> [Provided records]
§

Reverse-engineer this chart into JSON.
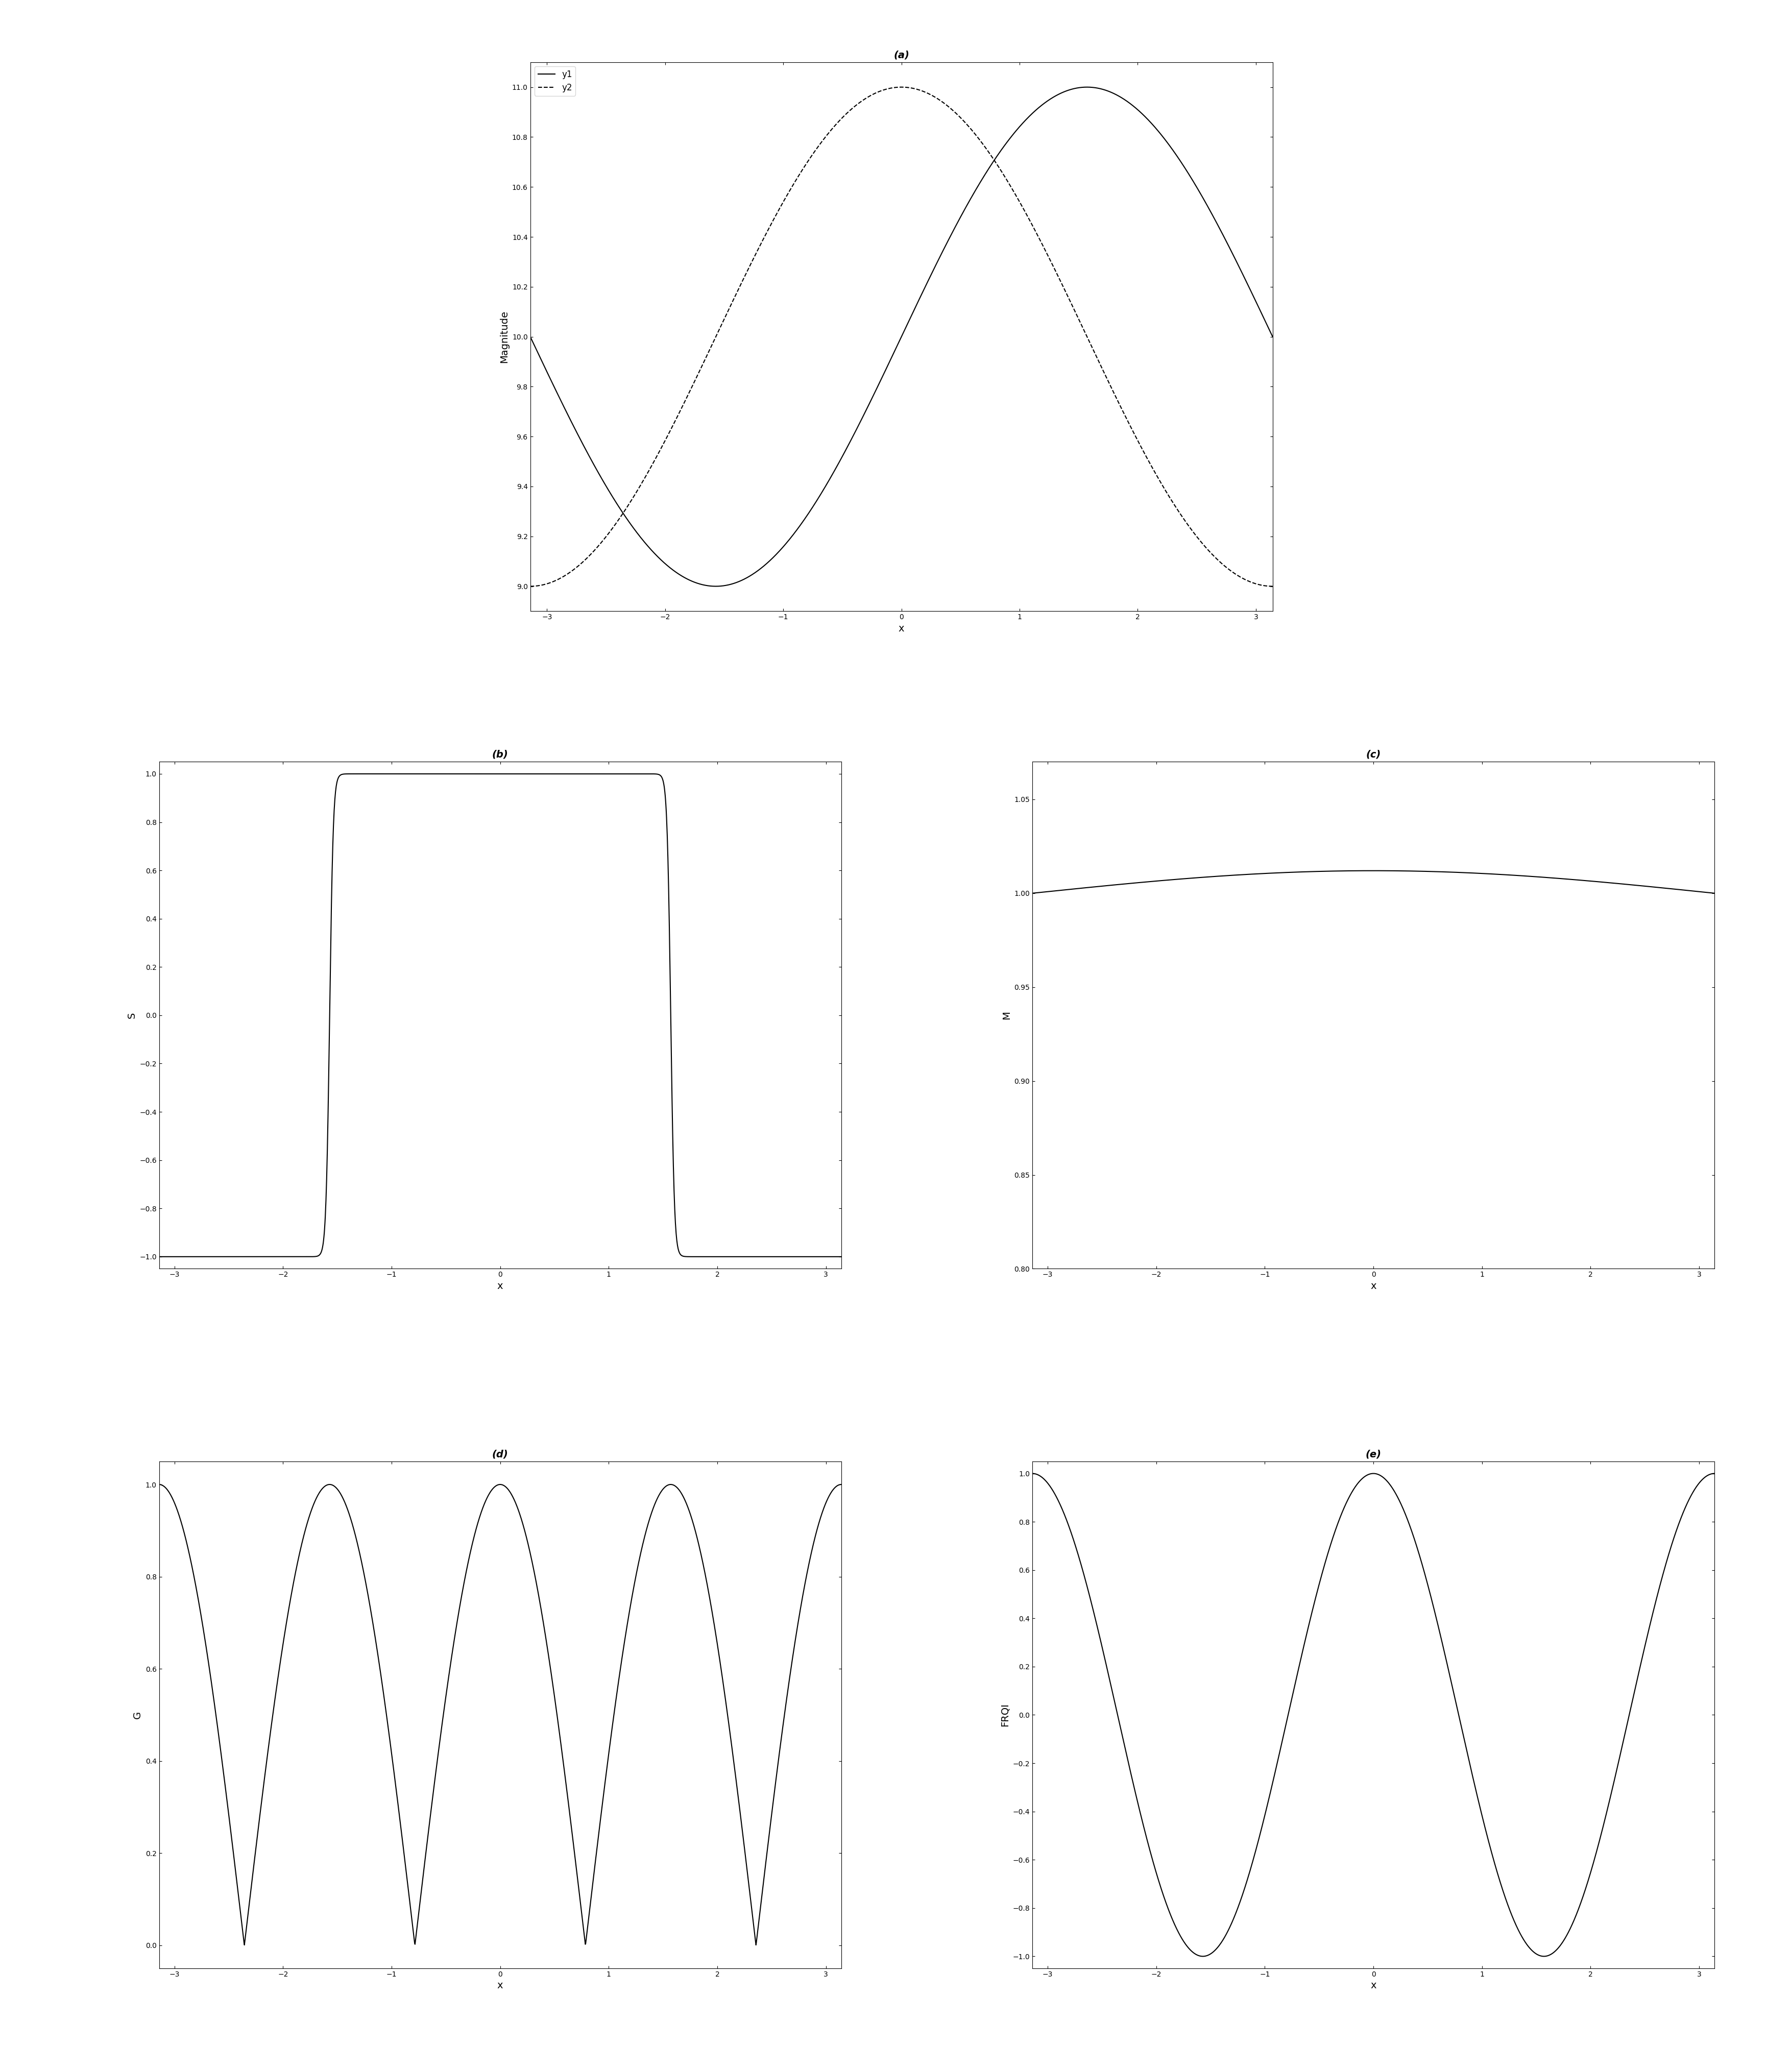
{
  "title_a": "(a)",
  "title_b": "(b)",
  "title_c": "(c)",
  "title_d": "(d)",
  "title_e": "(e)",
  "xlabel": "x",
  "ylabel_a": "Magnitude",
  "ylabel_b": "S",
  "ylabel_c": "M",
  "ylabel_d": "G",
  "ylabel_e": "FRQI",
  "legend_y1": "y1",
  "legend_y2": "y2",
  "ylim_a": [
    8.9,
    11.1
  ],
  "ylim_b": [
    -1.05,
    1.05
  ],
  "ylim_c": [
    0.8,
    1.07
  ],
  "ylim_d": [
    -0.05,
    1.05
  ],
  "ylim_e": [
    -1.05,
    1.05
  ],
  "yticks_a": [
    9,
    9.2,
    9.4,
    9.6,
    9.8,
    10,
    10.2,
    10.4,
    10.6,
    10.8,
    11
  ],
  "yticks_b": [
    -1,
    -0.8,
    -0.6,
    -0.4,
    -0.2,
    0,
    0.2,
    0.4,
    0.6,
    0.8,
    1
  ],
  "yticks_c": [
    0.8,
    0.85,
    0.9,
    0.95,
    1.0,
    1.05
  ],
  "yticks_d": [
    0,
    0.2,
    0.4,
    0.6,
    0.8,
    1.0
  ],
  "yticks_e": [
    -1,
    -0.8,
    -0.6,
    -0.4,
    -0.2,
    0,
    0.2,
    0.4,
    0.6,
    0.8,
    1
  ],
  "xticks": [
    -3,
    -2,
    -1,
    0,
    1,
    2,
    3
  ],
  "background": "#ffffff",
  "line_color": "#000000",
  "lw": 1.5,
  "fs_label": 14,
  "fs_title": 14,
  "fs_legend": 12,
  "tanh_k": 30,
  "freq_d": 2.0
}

§

> [Given instruction]
All of the lines above should be printed exactly, minus the pictures.

> [Answer below]
Reverse-engineer this chart into JSON.
{
  "title_a": "(a)",
  "title_b": "(b)",
  "title_c": "(c)",
  "title_d": "(d)",
  "title_e": "(e)",
  "xlabel": "x",
  "ylabel_a": "Magnitude",
  "ylabel_b": "S",
  "ylabel_c": "M",
  "ylabel_d": "G",
  "ylabel_e": "FRQI",
  "legend_y1": "y1",
  "legend_y2": "y2",
  "ylim_a": [
    8.9,
    11.1
  ],
  "ylim_b": [
    -1.05,
    1.05
  ],
  "ylim_c": [
    0.8,
    1.07
  ],
  "ylim_d": [
    -0.05,
    1.05
  ],
  "ylim_e": [
    -1.05,
    1.05
  ],
  "yticks_a": [
    9,
    9.2,
    9.4,
    9.6,
    9.8,
    10,
    10.2,
    10.4,
    10.6,
    10.8,
    11
  ],
  "yticks_b": [
    -1,
    -0.8,
    -0.6,
    -0.4,
    -0.2,
    0,
    0.2,
    0.4,
    0.6,
    0.8,
    1
  ],
  "yticks_c": [
    0.8,
    0.85,
    0.9,
    0.95,
    1.0,
    1.05
  ],
  "yticks_d": [
    0,
    0.2,
    0.4,
    0.6,
    0.8,
    1.0
  ],
  "yticks_e": [
    -1,
    -0.8,
    -0.6,
    -0.4,
    -0.2,
    0,
    0.2,
    0.4,
    0.6,
    0.8,
    1
  ],
  "xticks": [
    -3,
    -2,
    -1,
    0,
    1,
    2,
    3
  ],
  "background": "#ffffff",
  "line_color": "#000000",
  "lw": 1.5,
  "fs_label": 14,
  "fs_title": 14,
  "fs_legend": 12,
  "tanh_k": 30,
  "freq_d": 2.0
}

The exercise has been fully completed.